> **AIM OF THE TASK**:
Please print exactly the lines running from the one that contains "Transcribe this chart's" to the end of the data, with both lines included.

Data entries for graphics
______________________________

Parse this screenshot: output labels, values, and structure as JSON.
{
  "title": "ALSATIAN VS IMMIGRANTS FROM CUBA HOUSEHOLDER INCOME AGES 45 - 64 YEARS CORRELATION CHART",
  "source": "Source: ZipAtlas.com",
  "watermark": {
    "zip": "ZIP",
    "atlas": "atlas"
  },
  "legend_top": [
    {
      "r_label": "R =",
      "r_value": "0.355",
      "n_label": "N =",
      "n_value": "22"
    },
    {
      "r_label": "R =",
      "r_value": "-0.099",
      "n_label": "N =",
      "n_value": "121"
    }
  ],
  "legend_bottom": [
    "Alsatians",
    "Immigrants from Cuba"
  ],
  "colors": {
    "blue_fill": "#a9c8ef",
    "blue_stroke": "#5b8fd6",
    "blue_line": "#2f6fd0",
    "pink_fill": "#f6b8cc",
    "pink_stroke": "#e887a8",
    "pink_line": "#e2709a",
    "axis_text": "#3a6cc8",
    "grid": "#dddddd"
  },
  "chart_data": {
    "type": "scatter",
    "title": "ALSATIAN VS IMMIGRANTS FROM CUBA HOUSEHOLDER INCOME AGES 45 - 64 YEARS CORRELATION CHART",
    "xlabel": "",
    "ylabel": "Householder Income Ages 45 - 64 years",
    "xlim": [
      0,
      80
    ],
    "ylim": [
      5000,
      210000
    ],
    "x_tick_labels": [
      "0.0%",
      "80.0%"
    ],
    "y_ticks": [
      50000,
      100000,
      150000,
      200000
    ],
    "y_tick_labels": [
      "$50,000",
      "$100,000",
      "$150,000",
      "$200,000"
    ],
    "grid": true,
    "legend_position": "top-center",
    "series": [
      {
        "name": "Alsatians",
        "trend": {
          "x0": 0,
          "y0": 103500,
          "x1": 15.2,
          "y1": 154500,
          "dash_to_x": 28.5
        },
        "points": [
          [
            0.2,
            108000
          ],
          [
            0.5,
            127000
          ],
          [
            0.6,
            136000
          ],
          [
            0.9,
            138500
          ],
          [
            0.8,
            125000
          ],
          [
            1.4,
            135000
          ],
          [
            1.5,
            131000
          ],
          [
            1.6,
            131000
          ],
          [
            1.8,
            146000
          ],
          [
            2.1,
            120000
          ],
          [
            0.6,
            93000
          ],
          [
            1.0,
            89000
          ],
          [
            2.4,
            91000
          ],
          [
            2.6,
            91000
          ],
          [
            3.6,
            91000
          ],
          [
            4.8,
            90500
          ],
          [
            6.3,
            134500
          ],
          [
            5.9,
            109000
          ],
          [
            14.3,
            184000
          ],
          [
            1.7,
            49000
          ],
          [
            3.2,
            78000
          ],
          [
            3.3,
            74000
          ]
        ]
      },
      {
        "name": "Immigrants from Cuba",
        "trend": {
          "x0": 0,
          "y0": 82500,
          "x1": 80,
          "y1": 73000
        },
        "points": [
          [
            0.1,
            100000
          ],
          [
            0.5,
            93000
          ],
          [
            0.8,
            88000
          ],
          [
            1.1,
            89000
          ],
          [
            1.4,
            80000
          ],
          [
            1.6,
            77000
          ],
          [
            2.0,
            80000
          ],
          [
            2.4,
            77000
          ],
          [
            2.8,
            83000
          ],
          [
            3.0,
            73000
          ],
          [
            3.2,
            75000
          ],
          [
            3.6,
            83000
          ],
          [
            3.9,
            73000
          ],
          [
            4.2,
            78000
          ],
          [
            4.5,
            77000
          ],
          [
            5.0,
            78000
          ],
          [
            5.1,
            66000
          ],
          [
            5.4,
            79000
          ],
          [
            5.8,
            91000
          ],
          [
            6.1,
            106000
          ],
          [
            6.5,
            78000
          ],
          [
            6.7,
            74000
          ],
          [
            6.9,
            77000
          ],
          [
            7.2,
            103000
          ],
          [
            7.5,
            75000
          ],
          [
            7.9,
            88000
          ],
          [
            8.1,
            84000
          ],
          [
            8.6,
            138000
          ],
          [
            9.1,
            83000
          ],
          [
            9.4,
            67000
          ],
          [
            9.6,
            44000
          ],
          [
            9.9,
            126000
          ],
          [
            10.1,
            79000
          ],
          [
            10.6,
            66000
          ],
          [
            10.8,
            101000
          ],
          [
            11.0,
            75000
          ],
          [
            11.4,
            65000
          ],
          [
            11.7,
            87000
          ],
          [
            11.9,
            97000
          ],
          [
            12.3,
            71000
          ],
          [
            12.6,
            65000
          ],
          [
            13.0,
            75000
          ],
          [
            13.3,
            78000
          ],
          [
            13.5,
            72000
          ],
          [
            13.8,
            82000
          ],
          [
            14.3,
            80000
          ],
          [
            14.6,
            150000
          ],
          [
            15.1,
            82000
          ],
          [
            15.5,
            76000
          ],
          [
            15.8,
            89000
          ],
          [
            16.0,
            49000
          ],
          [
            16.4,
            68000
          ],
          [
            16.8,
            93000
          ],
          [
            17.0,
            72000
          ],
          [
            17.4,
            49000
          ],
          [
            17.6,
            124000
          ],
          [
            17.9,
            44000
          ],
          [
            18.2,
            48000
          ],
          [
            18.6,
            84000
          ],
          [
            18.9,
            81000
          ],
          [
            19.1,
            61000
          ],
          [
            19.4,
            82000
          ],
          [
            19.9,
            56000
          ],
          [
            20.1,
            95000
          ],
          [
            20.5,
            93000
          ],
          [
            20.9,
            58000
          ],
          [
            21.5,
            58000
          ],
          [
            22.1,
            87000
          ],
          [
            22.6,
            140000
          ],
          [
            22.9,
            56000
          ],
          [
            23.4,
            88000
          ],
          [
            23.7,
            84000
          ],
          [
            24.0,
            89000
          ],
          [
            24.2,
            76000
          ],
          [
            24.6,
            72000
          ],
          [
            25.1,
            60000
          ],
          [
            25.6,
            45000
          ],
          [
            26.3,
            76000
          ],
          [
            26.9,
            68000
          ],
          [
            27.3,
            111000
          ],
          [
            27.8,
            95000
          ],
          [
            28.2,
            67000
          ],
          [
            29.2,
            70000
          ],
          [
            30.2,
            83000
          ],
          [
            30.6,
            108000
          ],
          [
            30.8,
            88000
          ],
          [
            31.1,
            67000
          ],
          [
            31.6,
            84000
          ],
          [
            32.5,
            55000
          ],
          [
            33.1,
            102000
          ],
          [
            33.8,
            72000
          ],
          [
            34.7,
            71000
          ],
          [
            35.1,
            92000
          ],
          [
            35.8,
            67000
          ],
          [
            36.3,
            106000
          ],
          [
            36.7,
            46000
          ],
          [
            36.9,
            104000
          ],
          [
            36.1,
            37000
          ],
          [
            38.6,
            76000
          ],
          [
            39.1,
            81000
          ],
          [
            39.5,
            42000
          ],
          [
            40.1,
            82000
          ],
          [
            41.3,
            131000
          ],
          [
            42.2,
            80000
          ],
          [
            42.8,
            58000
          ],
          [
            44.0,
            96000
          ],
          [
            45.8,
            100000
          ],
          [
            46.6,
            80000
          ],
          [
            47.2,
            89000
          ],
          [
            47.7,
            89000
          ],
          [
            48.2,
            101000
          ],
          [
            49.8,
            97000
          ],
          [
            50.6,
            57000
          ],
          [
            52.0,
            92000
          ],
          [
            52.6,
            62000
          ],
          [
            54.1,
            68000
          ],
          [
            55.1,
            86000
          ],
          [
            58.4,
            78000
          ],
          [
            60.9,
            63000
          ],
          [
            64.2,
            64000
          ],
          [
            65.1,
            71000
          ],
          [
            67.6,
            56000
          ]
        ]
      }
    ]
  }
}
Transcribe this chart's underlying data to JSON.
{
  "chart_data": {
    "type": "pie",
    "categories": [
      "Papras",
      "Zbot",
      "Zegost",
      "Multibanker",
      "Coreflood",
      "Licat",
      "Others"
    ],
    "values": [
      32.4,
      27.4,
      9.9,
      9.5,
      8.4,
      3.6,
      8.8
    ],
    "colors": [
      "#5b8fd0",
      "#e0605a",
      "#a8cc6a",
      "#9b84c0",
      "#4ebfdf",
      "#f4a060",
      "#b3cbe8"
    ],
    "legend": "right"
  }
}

______________________________

> **REPLY**:
Transcribe this chart's underlying data to JSON.
{
  "chart_data": {
    "type": "pie",
    "categories": [
      "Papras",
      "Zbot",
      "Zegost",
      "Multibanker",
      "Coreflood",
      "Licat",
      "Others"
    ],
    "values": [
      32.4,
      27.4,
      9.9,
      9.5,
      8.4,
      3.6,
      8.8
    ],
    "colors": [
      "#5b8fd0",
      "#e0605a",
      "#a8cc6a",
      "#9b84c0",
      "#4ebfdf",
      "#f4a060",
      "#b3cbe8"
    ],
    "legend": "right"
  }
}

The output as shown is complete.